[SOLVED] etcd v2: etcd-server is healthy but etcd-events is not joining ("cluster ID mismatch" and "unmatched member while checking PeerURLs" errors)

I have a legacy Kubernetes cluster running etcd v2 with 3 masters (etcd-a, etcd-b, etcd-c). We attempted an upgrade to etcd v3 but this broken the first master (etcd-a) and it was no longer able to join the cluster. After some time I was able to restore it:

removed etcd-a from etcd cluster with etcdctl member rm
added a new etcd-a1 with a clean state and added to the cluster etcdctl member add
started kubelet with ETCD_INITIAL_CLUSTER_STATE set to existing, then started protokube. At this point the master is able to join the cluster.

- Set exercise
Can you reproduce the etcd thread word for word from "[SOLVED] etcd v2: etcd-server" to "is able to join the cluster."?

Layout element annotations
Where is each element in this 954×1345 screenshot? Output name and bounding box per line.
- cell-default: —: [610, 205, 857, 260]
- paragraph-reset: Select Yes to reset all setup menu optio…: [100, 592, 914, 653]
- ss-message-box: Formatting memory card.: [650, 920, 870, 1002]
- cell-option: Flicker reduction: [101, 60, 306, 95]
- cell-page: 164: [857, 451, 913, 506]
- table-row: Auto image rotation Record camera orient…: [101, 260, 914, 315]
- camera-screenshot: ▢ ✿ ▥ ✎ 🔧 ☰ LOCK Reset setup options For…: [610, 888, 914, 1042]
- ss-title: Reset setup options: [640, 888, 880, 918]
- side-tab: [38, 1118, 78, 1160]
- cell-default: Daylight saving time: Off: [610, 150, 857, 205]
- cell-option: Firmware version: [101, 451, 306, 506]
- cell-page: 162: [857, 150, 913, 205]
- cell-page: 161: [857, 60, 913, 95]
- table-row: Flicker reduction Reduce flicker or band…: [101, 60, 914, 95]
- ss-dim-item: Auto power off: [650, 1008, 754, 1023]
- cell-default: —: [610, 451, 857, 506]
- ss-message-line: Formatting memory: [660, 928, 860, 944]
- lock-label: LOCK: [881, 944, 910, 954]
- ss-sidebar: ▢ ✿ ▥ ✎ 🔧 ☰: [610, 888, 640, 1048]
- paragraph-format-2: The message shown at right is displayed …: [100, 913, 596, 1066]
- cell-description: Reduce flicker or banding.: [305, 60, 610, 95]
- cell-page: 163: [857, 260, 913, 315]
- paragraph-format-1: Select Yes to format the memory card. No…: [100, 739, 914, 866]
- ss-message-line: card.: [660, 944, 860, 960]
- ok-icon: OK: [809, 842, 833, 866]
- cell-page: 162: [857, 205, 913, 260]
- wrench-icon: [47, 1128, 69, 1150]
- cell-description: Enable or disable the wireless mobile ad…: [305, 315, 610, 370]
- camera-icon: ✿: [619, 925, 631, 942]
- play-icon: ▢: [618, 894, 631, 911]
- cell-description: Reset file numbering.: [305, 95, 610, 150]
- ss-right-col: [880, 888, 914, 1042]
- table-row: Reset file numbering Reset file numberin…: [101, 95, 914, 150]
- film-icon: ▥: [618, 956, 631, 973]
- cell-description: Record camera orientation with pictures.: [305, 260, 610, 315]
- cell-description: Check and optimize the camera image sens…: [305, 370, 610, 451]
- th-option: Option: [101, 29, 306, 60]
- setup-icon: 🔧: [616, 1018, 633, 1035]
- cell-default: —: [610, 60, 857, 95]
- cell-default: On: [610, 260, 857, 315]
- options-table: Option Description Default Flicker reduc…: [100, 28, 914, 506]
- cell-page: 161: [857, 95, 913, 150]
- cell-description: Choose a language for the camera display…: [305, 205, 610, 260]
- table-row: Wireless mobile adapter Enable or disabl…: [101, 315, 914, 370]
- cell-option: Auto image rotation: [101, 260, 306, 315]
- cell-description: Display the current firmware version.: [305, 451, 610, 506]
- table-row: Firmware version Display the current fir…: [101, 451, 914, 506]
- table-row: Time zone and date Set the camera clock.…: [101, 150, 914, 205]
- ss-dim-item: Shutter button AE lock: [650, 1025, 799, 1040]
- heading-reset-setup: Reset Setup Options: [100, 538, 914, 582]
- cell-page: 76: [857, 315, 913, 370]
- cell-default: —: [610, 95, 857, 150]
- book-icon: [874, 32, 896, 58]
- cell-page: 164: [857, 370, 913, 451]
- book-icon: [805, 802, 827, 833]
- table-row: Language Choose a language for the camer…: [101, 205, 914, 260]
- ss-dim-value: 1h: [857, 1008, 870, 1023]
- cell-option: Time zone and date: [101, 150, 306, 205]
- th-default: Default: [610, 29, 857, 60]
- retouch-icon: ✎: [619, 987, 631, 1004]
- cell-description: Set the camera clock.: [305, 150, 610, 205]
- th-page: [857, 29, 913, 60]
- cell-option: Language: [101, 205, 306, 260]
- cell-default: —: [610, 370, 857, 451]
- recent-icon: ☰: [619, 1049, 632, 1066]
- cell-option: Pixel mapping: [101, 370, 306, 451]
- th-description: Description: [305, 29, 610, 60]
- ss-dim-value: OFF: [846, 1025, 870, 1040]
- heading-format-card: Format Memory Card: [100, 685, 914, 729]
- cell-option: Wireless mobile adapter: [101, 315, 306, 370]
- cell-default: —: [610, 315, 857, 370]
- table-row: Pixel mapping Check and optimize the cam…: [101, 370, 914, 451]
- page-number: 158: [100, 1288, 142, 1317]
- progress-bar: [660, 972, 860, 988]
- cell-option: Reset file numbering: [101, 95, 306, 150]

- Response to this exercise
[SOLVED] etcd v2: etcd-server is healthy but etcd-events is not joining ("cluster ID mismatch" and "unmatched member while checking PeerURLs" errors)

I have a legacy Kubernetes cluster running etcd v2 with 3 masters (etcd-a, etcd-b, etcd-c). We attempted an upgrade to etcd v3 but this broken the first master (etcd-a) and it was no longer able to join the cluster. After some time I was able to restore it:

removed etcd-a from etcd cluster with etcdctl member rm
added a new etcd-a1 with a clean state and added to the cluster etcdctl member add
started kubelet with ETCD_INITIAL_CLUSTER_STATE set to existing, then started protokube. At this point the master is able to join the cluster.